• Your objective: Make an exact copy of all the entries below, with the pictures left out.

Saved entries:
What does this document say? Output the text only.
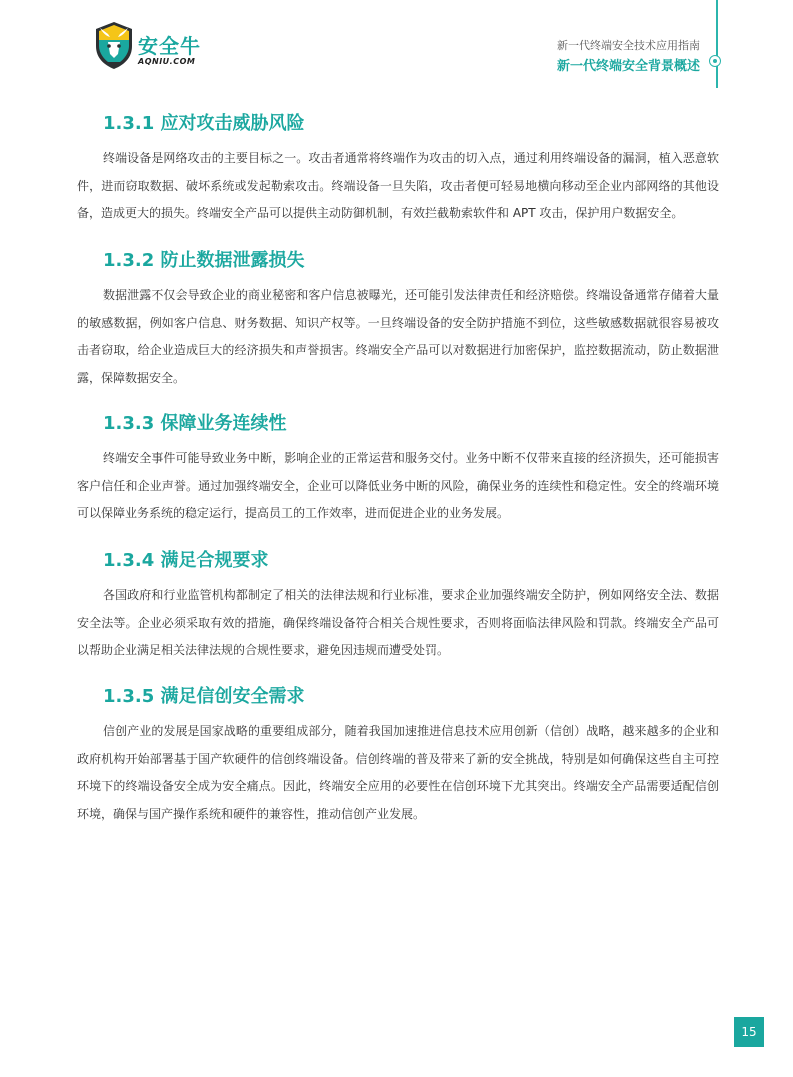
安全牛
AQNIU.COM
新一代终端安全技术应用指南
新一代终端安全背景概述
1.3.1 应对攻击威胁风险

终端设备是网络攻击的主要目标之一。攻击者通常将终端作为攻击的切入点，通过利用终端设备的漏洞，植入恶意软件，进而窃取数据、破坏系统或发起勒索攻击。终端设备一旦失陷，攻击者便可轻易地横向移动至企业内部网络的其他设备，造成更大的损失。终端安全产品可以提供主动防御机制，有效拦截勒索软件和 APT 攻击，保护用户数据安全。

1.3.2 防止数据泄露损失

数据泄露不仅会导致企业的商业秘密和客户信息被曝光，还可能引发法律责任和经济赔偿。终端设备通常存储着大量的敏感数据，例如客户信息、财务数据、知识产权等。一旦终端设备的安全防护措施不到位，这些敏感数据就很容易被攻击者窃取，给企业造成巨大的经济损失和声誉损害。终端安全产品可以对数据进行加密保护，监控数据流动，防止数据泄露，保障数据安全。

1.3.3 保障业务连续性

终端安全事件可能导致业务中断，影响企业的正常运营和服务交付。业务中断不仅带来直接的经济损失，还可能损害客户信任和企业声誉。通过加强终端安全，企业可以降低业务中断的风险，确保业务的连续性和稳定性。安全的终端环境可以保障业务系统的稳定运行，提高员工的工作效率，进而促进企业的业务发展。

1.3.4 满足合规要求

各国政府和行业监管机构都制定了相关的法律法规和行业标准，要求企业加强终端安全防护，例如网络安全法、数据安全法等。企业必须采取有效的措施，确保终端设备符合相关合规性要求，否则将面临法律风险和罚款。终端安全产品可以帮助企业满足相关法律法规的合规性要求，避免因违规而遭受处罚。

1.3.5 满足信创安全需求

信创产业的发展是国家战略的重要组成部分，随着我国加速推进信息技术应用创新（信创）战略，越来越多的企业和政府机构开始部署基于国产软硬件的信创终端设备。信创终端的普及带来了新的安全挑战，特别是如何确保这些自主可控环境下的终端设备安全成为安全痛点。因此，终端安全应用的必要性在信创环境下尤其突出。终端安全产品需要适配信创环境，确保与国产操作系统和硬件的兼容性，推动信创产业发展。

15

• Written answer:
What does this document say? Output the text only.
安全牛
AQNIU.COM
新一代终端安全技术应用指南
新一代终端安全背景概述
1.3.1 应对攻击威胁风险

终端设备是网络攻击的主要目标之一。攻击者通常将终端作为攻击的切入点，通过利用终端设备的漏洞，植入恶意软件，进而窃取数据、破坏系统或发起勒索攻击。终端设备一旦失陷，攻击者便可轻易地横向移动至企业内部网络的其他设备，造成更大的损失。终端安全产品可以提供主动防御机制，有效拦截勒索软件和 APT 攻击，保护用户数据安全。

1.3.2 防止数据泄露损失

数据泄露不仅会导致企业的商业秘密和客户信息被曝光，还可能引发法律责任和经济赔偿。终端设备通常存储着大量的敏感数据，例如客户信息、财务数据、知识产权等。一旦终端设备的安全防护措施不到位，这些敏感数据就很容易被攻击者窃取，给企业造成巨大的经济损失和声誉损害。终端安全产品可以对数据进行加密保护，监控数据流动，防止数据泄露，保障数据安全。

1.3.3 保障业务连续性

终端安全事件可能导致业务中断，影响企业的正常运营和服务交付。业务中断不仅带来直接的经济损失，还可能损害客户信任和企业声誉。通过加强终端安全，企业可以降低业务中断的风险，确保业务的连续性和稳定性。安全的终端环境可以保障业务系统的稳定运行，提高员工的工作效率，进而促进企业的业务发展。

1.3.4 满足合规要求

各国政府和行业监管机构都制定了相关的法律法规和行业标准，要求企业加强终端安全防护，例如网络安全法、数据安全法等。企业必须采取有效的措施，确保终端设备符合相关合规性要求，否则将面临法律风险和罚款。终端安全产品可以帮助企业满足相关法律法规的合规性要求，避免因违规而遭受处罚。

1.3.5 满足信创安全需求

信创产业的发展是国家战略的重要组成部分，随着我国加速推进信息技术应用创新（信创）战略，越来越多的企业和政府机构开始部署基于国产软硬件的信创终端设备。信创终端的普及带来了新的安全挑战，特别是如何确保这些自主可控环境下的终端设备安全成为安全痛点。因此，终端安全应用的必要性在信创环境下尤其突出。终端安全产品需要适配信创环境，确保与国产操作系统和硬件的兼容性，推动信创产业发展。

15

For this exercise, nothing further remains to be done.